======== Exercise materials ========

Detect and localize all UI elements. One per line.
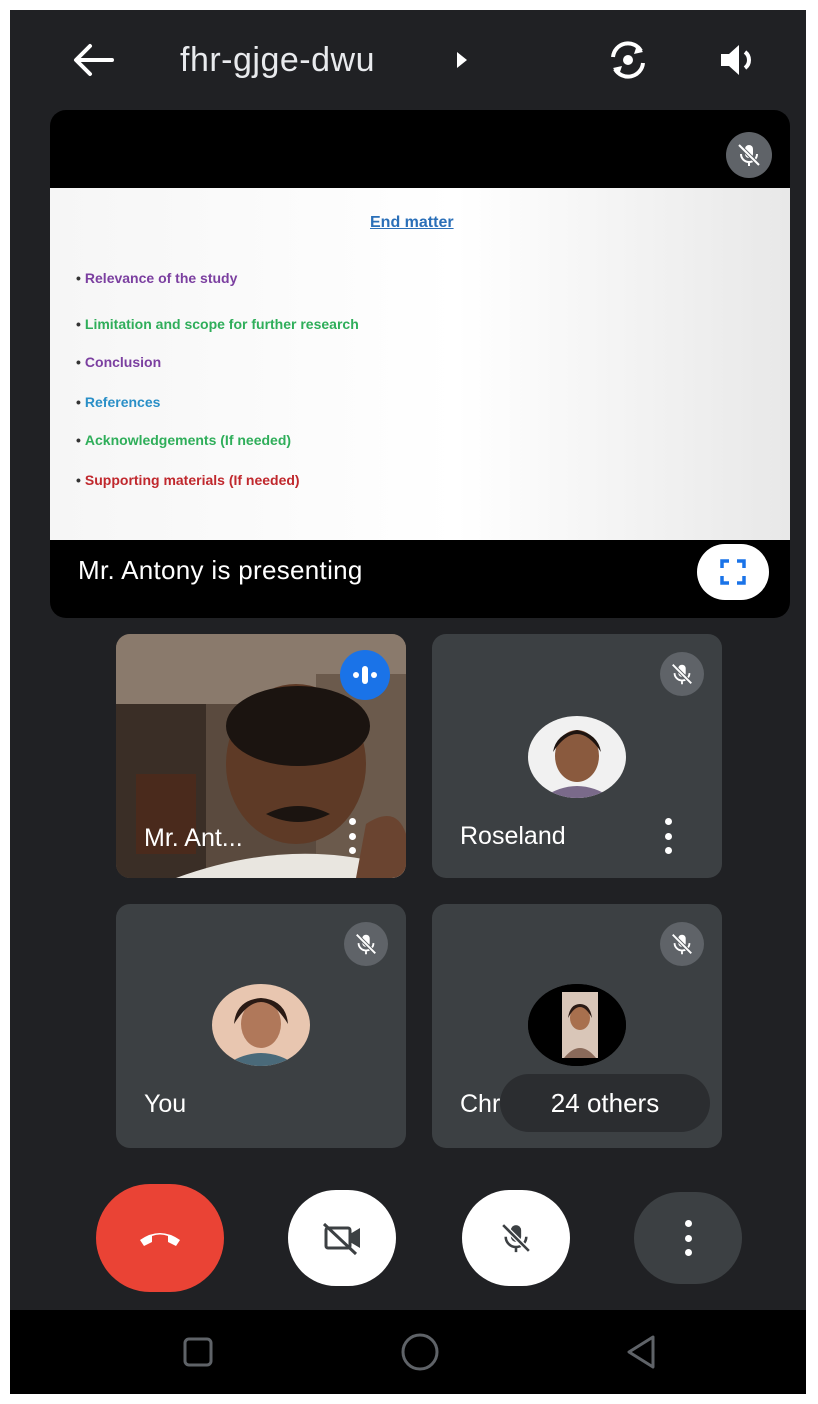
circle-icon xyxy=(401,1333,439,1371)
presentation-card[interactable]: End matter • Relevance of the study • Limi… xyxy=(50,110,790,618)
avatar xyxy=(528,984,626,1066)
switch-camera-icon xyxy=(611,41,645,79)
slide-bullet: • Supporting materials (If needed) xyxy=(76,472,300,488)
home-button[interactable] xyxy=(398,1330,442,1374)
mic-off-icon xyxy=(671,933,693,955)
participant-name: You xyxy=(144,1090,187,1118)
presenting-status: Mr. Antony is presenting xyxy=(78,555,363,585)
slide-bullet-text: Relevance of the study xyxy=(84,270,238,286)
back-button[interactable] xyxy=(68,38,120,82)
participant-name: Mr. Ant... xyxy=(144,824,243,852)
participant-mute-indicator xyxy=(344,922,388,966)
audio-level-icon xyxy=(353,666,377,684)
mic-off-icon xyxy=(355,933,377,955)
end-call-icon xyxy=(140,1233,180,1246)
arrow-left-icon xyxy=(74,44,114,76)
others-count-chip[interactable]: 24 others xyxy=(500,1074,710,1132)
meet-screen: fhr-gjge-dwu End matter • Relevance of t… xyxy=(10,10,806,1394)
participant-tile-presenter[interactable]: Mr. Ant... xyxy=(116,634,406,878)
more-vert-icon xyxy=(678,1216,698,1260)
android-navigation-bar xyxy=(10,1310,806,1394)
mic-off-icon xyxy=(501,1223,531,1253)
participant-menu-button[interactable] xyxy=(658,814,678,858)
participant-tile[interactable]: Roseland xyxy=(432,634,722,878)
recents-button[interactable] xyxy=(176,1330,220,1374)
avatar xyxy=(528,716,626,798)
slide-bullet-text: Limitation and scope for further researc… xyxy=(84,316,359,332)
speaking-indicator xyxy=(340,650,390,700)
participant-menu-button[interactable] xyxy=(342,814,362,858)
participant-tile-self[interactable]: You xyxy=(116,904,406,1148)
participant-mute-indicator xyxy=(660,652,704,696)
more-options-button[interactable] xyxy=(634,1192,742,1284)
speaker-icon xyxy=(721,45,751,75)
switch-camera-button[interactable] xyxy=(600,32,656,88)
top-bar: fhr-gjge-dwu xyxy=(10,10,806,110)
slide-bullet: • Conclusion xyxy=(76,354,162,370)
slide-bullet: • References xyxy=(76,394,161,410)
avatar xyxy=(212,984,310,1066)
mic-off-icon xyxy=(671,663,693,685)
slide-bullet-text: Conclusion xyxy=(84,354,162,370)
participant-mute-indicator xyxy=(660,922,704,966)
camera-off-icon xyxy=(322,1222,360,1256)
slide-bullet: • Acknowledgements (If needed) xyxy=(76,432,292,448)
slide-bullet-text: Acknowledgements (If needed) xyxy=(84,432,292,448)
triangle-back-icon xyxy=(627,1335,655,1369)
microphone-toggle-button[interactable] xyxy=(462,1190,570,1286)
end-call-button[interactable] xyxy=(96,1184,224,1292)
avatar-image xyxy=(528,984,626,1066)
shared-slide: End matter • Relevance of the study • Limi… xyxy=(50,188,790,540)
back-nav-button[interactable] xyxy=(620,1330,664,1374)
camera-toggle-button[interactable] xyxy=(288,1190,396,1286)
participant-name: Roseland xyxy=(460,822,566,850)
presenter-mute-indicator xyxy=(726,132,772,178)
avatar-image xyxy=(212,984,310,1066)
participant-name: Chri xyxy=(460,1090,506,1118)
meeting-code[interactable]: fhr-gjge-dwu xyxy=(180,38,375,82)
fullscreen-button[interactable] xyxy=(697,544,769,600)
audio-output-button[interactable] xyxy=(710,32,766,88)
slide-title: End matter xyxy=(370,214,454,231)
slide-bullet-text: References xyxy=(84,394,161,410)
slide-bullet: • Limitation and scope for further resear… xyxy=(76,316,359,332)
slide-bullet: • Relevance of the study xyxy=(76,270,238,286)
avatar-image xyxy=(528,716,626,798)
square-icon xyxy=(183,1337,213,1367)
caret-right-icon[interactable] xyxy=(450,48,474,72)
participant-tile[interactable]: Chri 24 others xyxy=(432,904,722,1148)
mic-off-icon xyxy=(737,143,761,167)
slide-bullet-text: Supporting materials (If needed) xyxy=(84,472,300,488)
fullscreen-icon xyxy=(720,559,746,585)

========

## Direction
Convert each line of the material above into a JSON list of strings, one string per line, with blank lines and the pictures left out.

## Solution to this exercise
[
  "Detect and localize all UI elements. One per line.",
  "circle-icon xyxy=(401,1333,439,1371)",
  "presentation-card[interactable]: End matter • Relevance of the study • Limi… xyxy=(50,110,790,618)",
  "avatar xyxy=(528,984,626,1066)",
  "switch-camera-icon xyxy=(611,41,645,79)",
  "slide-bullet: • Supporting materials (If needed) xyxy=(76,472,300,488)",
  "home-button[interactable] xyxy=(398,1330,442,1374)",
  "mic-off-icon xyxy=(671,933,693,955)",
  "participant-name: You xyxy=(144,1090,187,1118)",
  "presenting-status: Mr. Antony is presenting xyxy=(78,555,363,585)",
  "slide-bullet-text: Relevance of the study xyxy=(84,270,238,286)",
  "back-button[interactable] xyxy=(68,38,120,82)",
  "participant-name: Mr. Ant... xyxy=(144,824,243,852)",
  "participant-mute-indicator xyxy=(344,922,388,966)",
  "audio-level-icon xyxy=(353,666,377,684)",
  "mic-off-icon xyxy=(355,933,377,955)",
  "end-call-icon xyxy=(140,1233,180,1246)",
  "arrow-left-icon xyxy=(74,44,114,76)",
  "others-count-chip[interactable]: 24 others xyxy=(500,1074,710,1132)",
  "meet-screen: fhr-gjge-dwu End matter • Relevance of t… xyxy=(10,10,806,1394)",
  "participant-tile-presenter[interactable]: Mr. Ant... xyxy=(116,634,406,878)",
  "more-vert-icon xyxy=(678,1216,698,1260)",
  "android-navigation-bar xyxy=(10,1310,806,1394)",
  "mic-off-icon xyxy=(501,1223,531,1253)",
  "participant-menu-button[interactable] xyxy=(658,814,678,858)",
  "participant-tile[interactable]: Roseland xyxy=(432,634,722,878)",
  "recents-button[interactable] xyxy=(176,1330,220,1374)",
  "avatar xyxy=(528,716,626,798)",
  "slide-bullet-text: Limitation and scope for further researc… xyxy=(84,316,359,332)",
  "speaking-indicator xyxy=(340,650,390,700)",
  "participant-menu-button[interactable] xyxy=(342,814,362,858)",
  "participant-tile-self[interactable]: You xyxy=(116,904,406,1148)",
  "participant-mute-indicator xyxy=(660,652,704,696)",
  "more-options-button[interactable] xyxy=(634,1192,742,1284)",
  "speaker-icon xyxy=(721,45,751,75)",
  "switch-camera-button[interactable] xyxy=(600,32,656,88)",
  "top-bar: fhr-gjge-dwu xyxy=(10,10,806,110)",
  "slide-bullet: • Conclusion xyxy=(76,354,162,370)",
  "slide-bullet: • References xyxy=(76,394,161,410)",
  "avatar xyxy=(212,984,310,1066)",
  "mic-off-icon xyxy=(671,663,693,685)",
  "slide-bullet-text: Conclusion xyxy=(84,354,162,370)",
  "participant-mute-indicator xyxy=(660,922,704,966)",
  "camera-off-icon xyxy=(322,1222,360,1256)",
  "slide-bullet: • Acknowledgements (If needed) xyxy=(76,432,292,448)",
  "slide-bullet-text: Acknowledgements (If needed) xyxy=(84,432,292,448)",
  "triangle-back-icon xyxy=(627,1335,655,1369)",
  "microphone-toggle-button[interactable] xyxy=(462,1190,570,1286)",
  "end-call-button[interactable] xyxy=(96,1184,224,1292)",
  "avatar-image xyxy=(528,984,626,1066)",
  "shared-slide: End matter • Relevance of the study • Limi… xyxy=(50,188,790,540)",
  "back-nav-button[interactable] xyxy=(620,1330,664,1374)",
  "camera-toggle-button[interactable] xyxy=(288,1190,396,1286)",
  "participant-name: Roseland xyxy=(460,822,566,850)",
  "presenter-mute-indicator xyxy=(726,132,772,178)",
  "avatar-image xyxy=(212,984,310,1066)",
  "participant-name: Chri xyxy=(460,1090,506,1118)",
  "meeting-code[interactable]: fhr-gjge-dwu xyxy=(180,38,375,82)",
  "fullscreen-button[interactable] xyxy=(697,544,769,600)",
  "audio-output-button[interactable] xyxy=(710,32,766,88)",
  "slide-title: End matter xyxy=(370,214,454,231)",
  "slide-bullet-text: References xyxy=(84,394,161,410)",
  "slide-bullet: • Limitation and scope for further resear… xyxy=(76,316,359,332)",
  "slide-bullet: • Relevance of the study xyxy=(76,270,238,286)",
  "avatar-image xyxy=(528,716,626,798)",
  "square-icon xyxy=(183,1337,213,1367)",
  "caret-right-icon[interactable] xyxy=(450,48,474,72)",
  "participant-tile[interactable]: Chri 24 others xyxy=(432,904,722,1148)",
  "mic-off-icon xyxy=(737,143,761,167)",
  "slide-bullet-text: Supporting materials (If needed) xyxy=(84,472,300,488)",
  "fullscreen-icon xyxy=(720,559,746,585)"
]